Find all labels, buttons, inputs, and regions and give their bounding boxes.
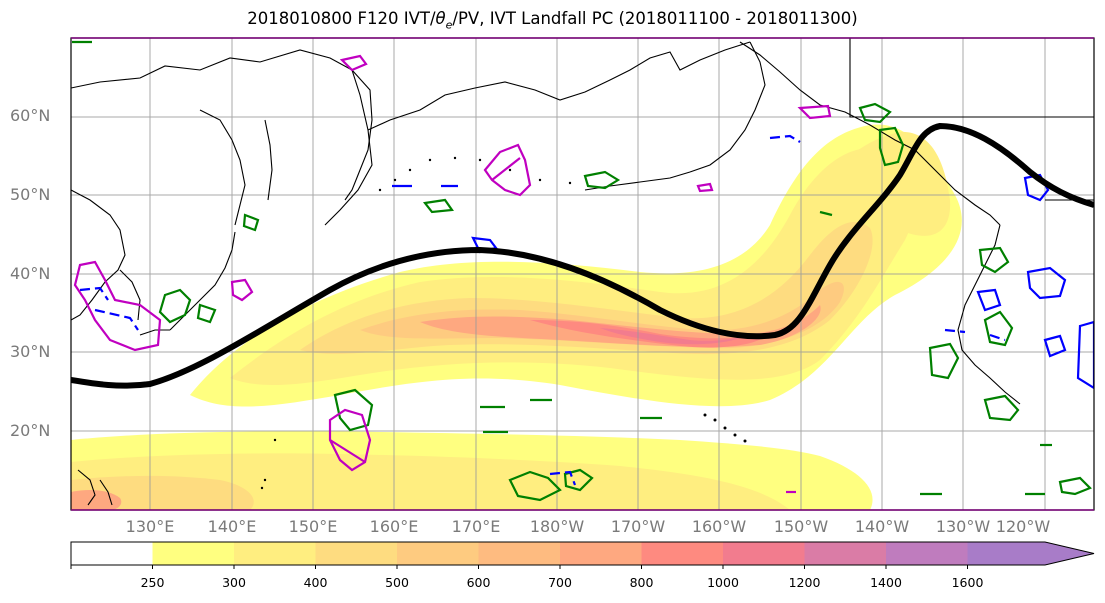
colorbar	[70, 541, 1095, 569]
colorbar-tick-label: 1600	[951, 575, 984, 590]
colorbar-tick-label: 600	[466, 575, 491, 590]
lat-label-20n: 20°N	[10, 421, 51, 440]
colorbar-segment	[71, 542, 153, 565]
green-contours	[72, 40, 1092, 502]
lon-label-160w: 160°W	[691, 517, 747, 536]
colorbar-tick-label: 800	[629, 575, 654, 590]
colorbar-tick-label: 1000	[707, 575, 739, 590]
lon-label-140w: 140°W	[854, 517, 910, 536]
map-title: 2018010800 F120 IVT/θe/PV, IVT Landfall …	[247, 9, 858, 32]
lon-label-130w: 130°W	[935, 517, 991, 536]
colorbar-extend-arrow	[967, 542, 1094, 565]
colorbar-segment	[560, 542, 642, 565]
lon-label-120w: 120°W	[995, 517, 1051, 536]
colorbar-outline	[70, 541, 1095, 566]
colorbar-tick-label: 500	[385, 575, 409, 590]
blue-contours	[79, 134, 1094, 486]
lat-label-50n: 50°N	[10, 185, 51, 204]
lat-label-40n: 40°N	[10, 264, 51, 283]
islands	[260, 156, 747, 490]
colorbar-segment	[641, 542, 724, 565]
lat-label-30n: 30°N	[10, 342, 51, 361]
lat-label-60n: 60°N	[10, 106, 51, 125]
lon-label-180w: 180°W	[529, 517, 585, 536]
lon-label-140e: 140°E	[207, 517, 257, 536]
colorbar-tick-label: 700	[548, 575, 572, 590]
colorbar-tick-label: 400	[303, 575, 328, 590]
colorbar-segment	[478, 542, 561, 565]
colorbar-segment	[397, 542, 479, 565]
colorbar-tick-label: 1200	[788, 575, 821, 590]
colorbar-segment	[804, 542, 887, 565]
colorbar-tick-label: 250	[140, 575, 165, 590]
coastlines	[71, 38, 1094, 506]
colorbar-tick-label: 1400	[870, 575, 902, 590]
lon-label-150e: 150°E	[288, 517, 338, 536]
lon-label-170e: 170°E	[451, 517, 501, 536]
colorbar-segment	[723, 542, 805, 565]
colorbar-tick-label: 300	[222, 575, 246, 590]
lon-label-160e: 160°E	[369, 517, 419, 536]
colorbar-segment	[886, 542, 968, 565]
lon-label-130e: 130°E	[125, 517, 175, 536]
colorbar-segment	[315, 542, 398, 565]
colorbar-segment	[152, 542, 235, 565]
lon-label-170w: 170°W	[610, 517, 666, 536]
ivt-landfall-pc-line	[71, 122, 1094, 389]
colorbar-segment	[234, 542, 316, 565]
lon-label-150w: 150°W	[773, 517, 829, 536]
pv-contours	[73, 54, 832, 494]
map-canvas	[71, 38, 1094, 510]
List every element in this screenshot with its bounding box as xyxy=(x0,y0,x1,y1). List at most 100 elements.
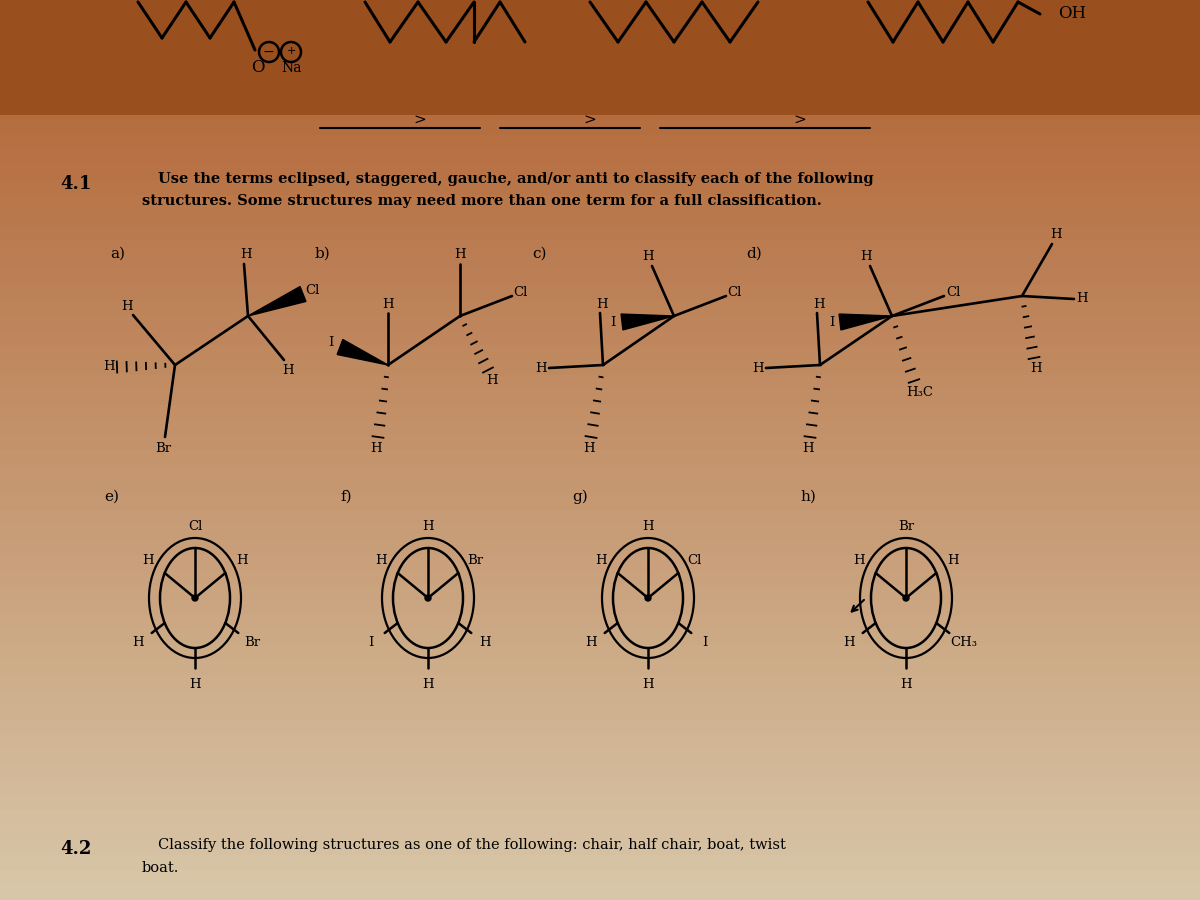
Bar xyxy=(0,435,1200,451)
Text: H: H xyxy=(853,554,865,567)
Text: H: H xyxy=(802,442,814,454)
Text: Cl: Cl xyxy=(727,285,742,299)
Text: Cl: Cl xyxy=(512,285,527,299)
Bar xyxy=(0,750,1200,766)
Bar xyxy=(0,885,1200,900)
Text: OH: OH xyxy=(1058,5,1086,22)
Bar xyxy=(0,240,1200,256)
Text: H: H xyxy=(1050,229,1062,241)
Bar xyxy=(0,195,1200,211)
Bar xyxy=(0,390,1200,406)
Bar xyxy=(0,0,1200,115)
Text: H: H xyxy=(860,250,872,264)
Text: H: H xyxy=(121,301,133,313)
Bar xyxy=(0,285,1200,301)
Bar xyxy=(0,150,1200,166)
Bar xyxy=(0,825,1200,841)
Text: I: I xyxy=(368,636,373,650)
Text: H: H xyxy=(642,520,654,534)
Bar xyxy=(0,780,1200,796)
Text: h): h) xyxy=(800,490,816,504)
Text: H: H xyxy=(143,554,154,567)
Bar xyxy=(0,855,1200,871)
Text: Br: Br xyxy=(467,554,482,567)
Bar xyxy=(0,570,1200,586)
Text: Use the terms eclipsed, staggered, gauche, and/or anti to classify each of the f: Use the terms eclipsed, staggered, gauch… xyxy=(158,172,874,186)
Text: H: H xyxy=(814,298,824,310)
Text: >: > xyxy=(793,114,806,128)
Text: H: H xyxy=(595,554,607,567)
Circle shape xyxy=(192,595,198,601)
Text: 4.1: 4.1 xyxy=(60,175,91,193)
Bar xyxy=(0,615,1200,631)
Text: >: > xyxy=(583,114,596,128)
Text: Br: Br xyxy=(245,636,260,650)
Text: H: H xyxy=(752,362,764,374)
Bar xyxy=(0,690,1200,706)
Bar xyxy=(0,450,1200,466)
Bar xyxy=(0,735,1200,751)
Bar xyxy=(0,300,1200,316)
Text: +: + xyxy=(287,46,295,56)
Text: >: > xyxy=(414,114,426,128)
Bar xyxy=(0,120,1200,136)
Bar xyxy=(0,75,1200,91)
Text: I: I xyxy=(829,317,835,329)
Bar xyxy=(0,15,1200,31)
Polygon shape xyxy=(337,339,388,365)
Text: H: H xyxy=(583,442,595,454)
Bar xyxy=(0,30,1200,46)
Text: b): b) xyxy=(314,247,331,261)
Text: H: H xyxy=(642,678,654,690)
Bar xyxy=(0,510,1200,526)
Bar xyxy=(0,405,1200,421)
Text: H: H xyxy=(947,554,959,567)
Text: 4.2: 4.2 xyxy=(60,840,91,858)
Bar xyxy=(0,105,1200,121)
Bar xyxy=(0,330,1200,346)
Bar xyxy=(0,255,1200,271)
Bar xyxy=(0,720,1200,736)
Text: H: H xyxy=(103,361,115,374)
Bar xyxy=(0,165,1200,181)
Text: H: H xyxy=(190,678,200,690)
Text: H: H xyxy=(282,364,294,376)
Circle shape xyxy=(646,595,650,601)
Bar xyxy=(0,675,1200,691)
Text: H: H xyxy=(132,636,144,650)
Text: H: H xyxy=(642,250,654,264)
Text: boat.: boat. xyxy=(142,861,179,875)
Bar xyxy=(0,90,1200,106)
Bar xyxy=(0,180,1200,196)
Text: O: O xyxy=(251,59,265,76)
Text: H: H xyxy=(240,248,252,262)
Bar xyxy=(0,420,1200,436)
Bar xyxy=(0,540,1200,556)
Text: g): g) xyxy=(572,490,588,504)
Bar xyxy=(0,555,1200,571)
Polygon shape xyxy=(839,314,892,330)
Bar xyxy=(0,705,1200,721)
Bar xyxy=(0,525,1200,541)
Text: Cl: Cl xyxy=(188,520,202,534)
Text: Na: Na xyxy=(282,61,302,75)
Text: d): d) xyxy=(746,247,762,261)
Text: Classify the following structures as one of the following: chair, half chair, bo: Classify the following structures as one… xyxy=(158,838,786,852)
Bar xyxy=(0,360,1200,376)
Text: Cl: Cl xyxy=(688,554,702,567)
Polygon shape xyxy=(622,314,674,330)
Text: H: H xyxy=(1076,292,1088,305)
Bar xyxy=(0,135,1200,151)
Text: I: I xyxy=(611,317,616,329)
Bar xyxy=(0,315,1200,331)
Text: e): e) xyxy=(104,490,119,504)
Bar xyxy=(0,345,1200,361)
Text: −: − xyxy=(262,45,274,59)
Bar xyxy=(0,810,1200,826)
Bar xyxy=(0,480,1200,496)
Circle shape xyxy=(904,595,910,601)
Text: H: H xyxy=(370,442,382,454)
Bar xyxy=(0,225,1200,241)
Text: H: H xyxy=(900,678,912,690)
Text: H: H xyxy=(486,374,498,388)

========================

→ Task:
Can you rewrite all the lines above so that each "colorbar-segment" becomes "colorbar-band", with nothing else changed? Leave the pictures out of your answer.

→ Output of the exercise:
Find all labels, buttons, inputs, and regions and give their bounding boxes.
colorbar	[70, 541, 1095, 569]
colorbar-tick-label: 1600	[951, 575, 984, 590]
colorbar-tick-label: 600	[466, 575, 491, 590]
lat-label-20n: 20°N	[10, 421, 51, 440]
colorbar-band	[71, 542, 153, 565]
green-contours	[72, 40, 1092, 502]
lon-label-160w: 160°W	[691, 517, 747, 536]
colorbar-tick-label: 800	[629, 575, 654, 590]
colorbar-tick-label: 1000	[707, 575, 739, 590]
lon-label-140w: 140°W	[854, 517, 910, 536]
map-title: 2018010800 F120 IVT/θe/PV, IVT Landfall …	[247, 9, 858, 32]
lon-label-130w: 130°W	[935, 517, 991, 536]
colorbar-extend-arrow	[967, 542, 1094, 565]
colorbar-band	[560, 542, 642, 565]
lon-label-120w: 120°W	[995, 517, 1051, 536]
colorbar-outline	[70, 541, 1095, 566]
colorbar-tick-label: 500	[385, 575, 409, 590]
blue-contours	[79, 134, 1094, 486]
lat-label-50n: 50°N	[10, 185, 51, 204]
lat-label-40n: 40°N	[10, 264, 51, 283]
islands	[260, 156, 747, 490]
colorbar-band	[641, 542, 724, 565]
lat-label-30n: 30°N	[10, 342, 51, 361]
lat-label-60n: 60°N	[10, 106, 51, 125]
lon-label-180w: 180°W	[529, 517, 585, 536]
lon-label-140e: 140°E	[207, 517, 257, 536]
colorbar-tick-label: 700	[548, 575, 572, 590]
colorbar-tick-label: 400	[303, 575, 328, 590]
colorbar-band	[478, 542, 561, 565]
colorbar-band	[397, 542, 479, 565]
colorbar-tick-label: 1200	[788, 575, 821, 590]
colorbar-band	[804, 542, 887, 565]
colorbar-tick-label: 250	[140, 575, 165, 590]
coastlines	[71, 38, 1094, 506]
colorbar-tick-label: 1400	[870, 575, 902, 590]
lon-label-150e: 150°E	[288, 517, 338, 536]
lon-label-170e: 170°E	[451, 517, 501, 536]
colorbar-band	[723, 542, 805, 565]
colorbar-tick-label: 300	[222, 575, 246, 590]
lon-label-160e: 160°E	[369, 517, 419, 536]
colorbar-band	[886, 542, 968, 565]
lon-label-130e: 130°E	[125, 517, 175, 536]
colorbar-band	[315, 542, 398, 565]
colorbar-band	[152, 542, 235, 565]
lon-label-170w: 170°W	[610, 517, 666, 536]
ivt-landfall-pc-line	[71, 122, 1094, 389]
colorbar-band	[234, 542, 316, 565]
lon-label-150w: 150°W	[773, 517, 829, 536]
pv-contours	[73, 54, 832, 494]
map-canvas	[71, 38, 1094, 510]
List every element in this screenshot with its bounding box as xyxy=(x0,y0,x1,y1). List at most 100 elements.
Bar xyxy=(0,435,1200,451)
Text: H: H xyxy=(853,554,865,567)
Text: H: H xyxy=(802,442,814,454)
Text: Cl: Cl xyxy=(727,285,742,299)
Text: Cl: Cl xyxy=(512,285,527,299)
Bar xyxy=(0,750,1200,766)
Bar xyxy=(0,885,1200,900)
Text: OH: OH xyxy=(1058,5,1086,22)
Bar xyxy=(0,240,1200,256)
Text: H: H xyxy=(1050,229,1062,241)
Bar xyxy=(0,195,1200,211)
Bar xyxy=(0,390,1200,406)
Bar xyxy=(0,0,1200,115)
Text: H: H xyxy=(860,250,872,264)
Text: H: H xyxy=(121,301,133,313)
Bar xyxy=(0,285,1200,301)
Bar xyxy=(0,150,1200,166)
Bar xyxy=(0,825,1200,841)
Text: I: I xyxy=(368,636,373,650)
Text: H: H xyxy=(642,520,654,534)
Bar xyxy=(0,780,1200,796)
Text: h): h) xyxy=(800,490,816,504)
Text: H: H xyxy=(143,554,154,567)
Bar xyxy=(0,855,1200,871)
Text: Br: Br xyxy=(467,554,482,567)
Bar xyxy=(0,570,1200,586)
Text: Use the terms eclipsed, staggered, gauche, and/or anti to classify each of the f: Use the terms eclipsed, staggered, gauch… xyxy=(158,172,874,186)
Text: H: H xyxy=(814,298,824,310)
Text: >: > xyxy=(793,114,806,128)
Text: H: H xyxy=(595,554,607,567)
Circle shape xyxy=(192,595,198,601)
Text: 4.1: 4.1 xyxy=(60,175,91,193)
Bar xyxy=(0,615,1200,631)
Text: >: > xyxy=(583,114,596,128)
Text: Br: Br xyxy=(245,636,260,650)
Text: H: H xyxy=(752,362,764,374)
Bar xyxy=(0,690,1200,706)
Bar xyxy=(0,450,1200,466)
Bar xyxy=(0,735,1200,751)
Bar xyxy=(0,300,1200,316)
Text: +: + xyxy=(287,46,295,56)
Text: >: > xyxy=(414,114,426,128)
Bar xyxy=(0,120,1200,136)
Bar xyxy=(0,75,1200,91)
Text: I: I xyxy=(829,317,835,329)
Bar xyxy=(0,15,1200,31)
Polygon shape xyxy=(337,339,388,365)
Text: H: H xyxy=(583,442,595,454)
Bar xyxy=(0,30,1200,46)
Text: b): b) xyxy=(314,247,331,261)
Text: H: H xyxy=(642,678,654,690)
Bar xyxy=(0,510,1200,526)
Bar xyxy=(0,405,1200,421)
Text: H: H xyxy=(947,554,959,567)
Text: 4.2: 4.2 xyxy=(60,840,91,858)
Bar xyxy=(0,105,1200,121)
Bar xyxy=(0,330,1200,346)
Bar xyxy=(0,255,1200,271)
Bar xyxy=(0,720,1200,736)
Text: H: H xyxy=(103,361,115,374)
Bar xyxy=(0,165,1200,181)
Text: H: H xyxy=(190,678,200,690)
Text: H: H xyxy=(282,364,294,376)
Circle shape xyxy=(646,595,650,601)
Bar xyxy=(0,675,1200,691)
Text: H: H xyxy=(132,636,144,650)
Text: H: H xyxy=(642,250,654,264)
Text: boat.: boat. xyxy=(142,861,179,875)
Bar xyxy=(0,90,1200,106)
Bar xyxy=(0,180,1200,196)
Text: O: O xyxy=(251,59,265,76)
Text: H: H xyxy=(240,248,252,262)
Bar xyxy=(0,420,1200,436)
Bar xyxy=(0,540,1200,556)
Text: g): g) xyxy=(572,490,588,504)
Bar xyxy=(0,555,1200,571)
Polygon shape xyxy=(839,314,892,330)
Bar xyxy=(0,705,1200,721)
Bar xyxy=(0,525,1200,541)
Text: Cl: Cl xyxy=(188,520,202,534)
Text: Na: Na xyxy=(282,61,302,75)
Text: d): d) xyxy=(746,247,762,261)
Text: Classify the following structures as one of the following: chair, half chair, bo: Classify the following structures as one… xyxy=(158,838,786,852)
Bar xyxy=(0,360,1200,376)
Text: Cl: Cl xyxy=(688,554,702,567)
Polygon shape xyxy=(622,314,674,330)
Text: H: H xyxy=(1076,292,1088,305)
Bar xyxy=(0,135,1200,151)
Text: I: I xyxy=(611,317,616,329)
Bar xyxy=(0,315,1200,331)
Text: e): e) xyxy=(104,490,119,504)
Bar xyxy=(0,345,1200,361)
Text: −: − xyxy=(262,45,274,59)
Bar xyxy=(0,810,1200,826)
Bar xyxy=(0,480,1200,496)
Circle shape xyxy=(904,595,910,601)
Text: H: H xyxy=(370,442,382,454)
Bar xyxy=(0,225,1200,241)
Text: H: H xyxy=(900,678,912,690)
Text: H: H xyxy=(486,374,498,388)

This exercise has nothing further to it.